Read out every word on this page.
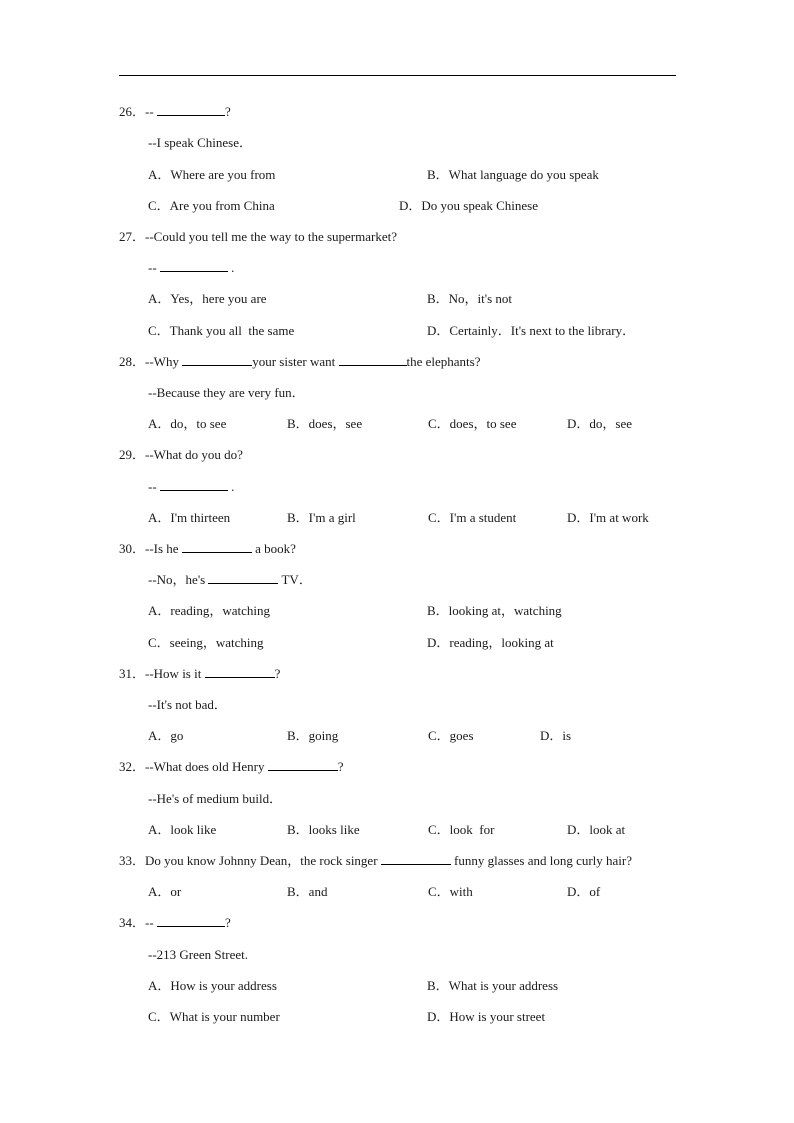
26．--	?
--I speak Chinese．
A．Where are you from	B．What language do you speak
C．Are you from China	D．Do you speak Chinese
27．--Could you tell me the way to the supermarket?
--	.
A．Yes，here you are	B．No，it's not
C．Thank you all  the same	D．Certainly．It's next to the library．
28．--Why	your sister want	the elephants?
--Because they are very fun．
A．do，to see	B．does，see	C．does，to see	D．do，see
29．--What do you do?
--	.
A．I'm thirteen	B．I'm a girl	C．I'm a student	D．I'm at work
30．--Is he	a book?
--No，he's	TV．
A．reading，watching	B．looking at，watching
C．seeing，watching	D．reading，looking at
31．--How is it	?
--It's not bad．
A．go	B．going	C．goes	D．is
32．--What does old Henry	?
--He's of medium build．
A．look like	B．looks like	C．look  for	D．look at
33．Do you know Johnny Dean，the rock singer	funny glasses and long curly hair?
A．or	B．and	C．with	D．of
34．--	?
--213 Green Street.
A．How is your address	B．What is your address
C．What is your number	D．How is your street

──────────

Repeat the material above in full and exactly, apart from the pictures.

• _The output_:
Read out every word on this page.
26．--	?
--I speak Chinese．
A．Where are you from	B．What language do you speak
C．Are you from China	D．Do you speak Chinese
27．--Could you tell me the way to the supermarket?
--	.
A．Yes，here you are	B．No，it's not
C．Thank you all  the same	D．Certainly．It's next to the library．
28．--Why	your sister want	the elephants?
--Because they are very fun．
A．do，to see	B．does，see	C．does，to see	D．do，see
29．--What do you do?
--	.
A．I'm thirteen	B．I'm a girl	C．I'm a student	D．I'm at work
30．--Is he	a book?
--No，he's	TV．
A．reading，watching	B．looking at，watching
C．seeing，watching	D．reading，looking at
31．--How is it	?
--It's not bad．
A．go	B．going	C．goes	D．is
32．--What does old Henry	?
--He's of medium build．
A．look like	B．looks like	C．look  for	D．look at
33．Do you know Johnny Dean，the rock singer	funny glasses and long curly hair?
A．or	B．and	C．with	D．of
34．--	?
--213 Green Street.
A．How is your address	B．What is your address
C．What is your number	D．How is your street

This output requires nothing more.